**Requirement**
The records that follow are to be transcribed in full, without their images.

[Records from a data source]
┄┄┄┄┄┄

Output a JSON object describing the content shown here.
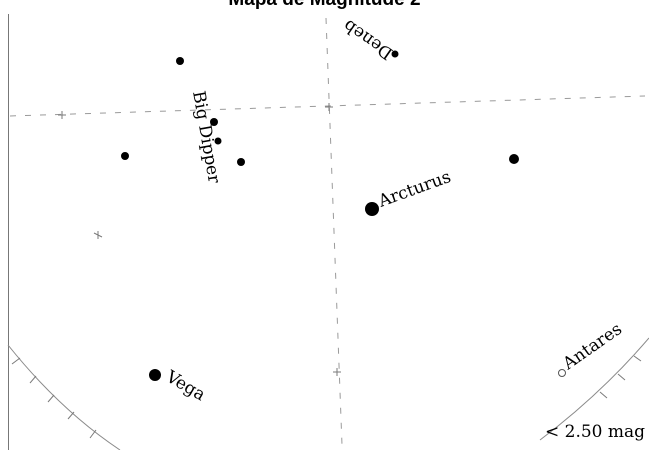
{
  "title": "Mapa de Magnitude 2",
  "magnitude_limit": "< 2.50 mag",
  "constellation_label": "Big Dipper",
  "stars": [
    {
      "name": "Deneb",
      "shown_label": "Deneb"
    },
    {
      "name": "Arcturus",
      "shown_label": "Arcturus"
    },
    {
      "name": "Vega",
      "shown_label": "Vega"
    },
    {
      "name": "Antares",
      "shown_label": "Antares"
    }
  ]
}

┄┄┄┄┄┄

**Solution for this exercise**
Output a JSON object describing the content shown here.
{
  "title": "Mapa de Magnitude 2",
  "magnitude_limit": "< 2.50 mag",
  "constellation_label": "Big Dipper",
  "stars": [
    {
      "name": "Deneb",
      "shown_label": "Deneb"
    },
    {
      "name": "Arcturus",
      "shown_label": "Arcturus"
    },
    {
      "name": "Vega",
      "shown_label": "Vega"
    },
    {
      "name": "Antares",
      "shown_label": "Antares"
    }
  ]
}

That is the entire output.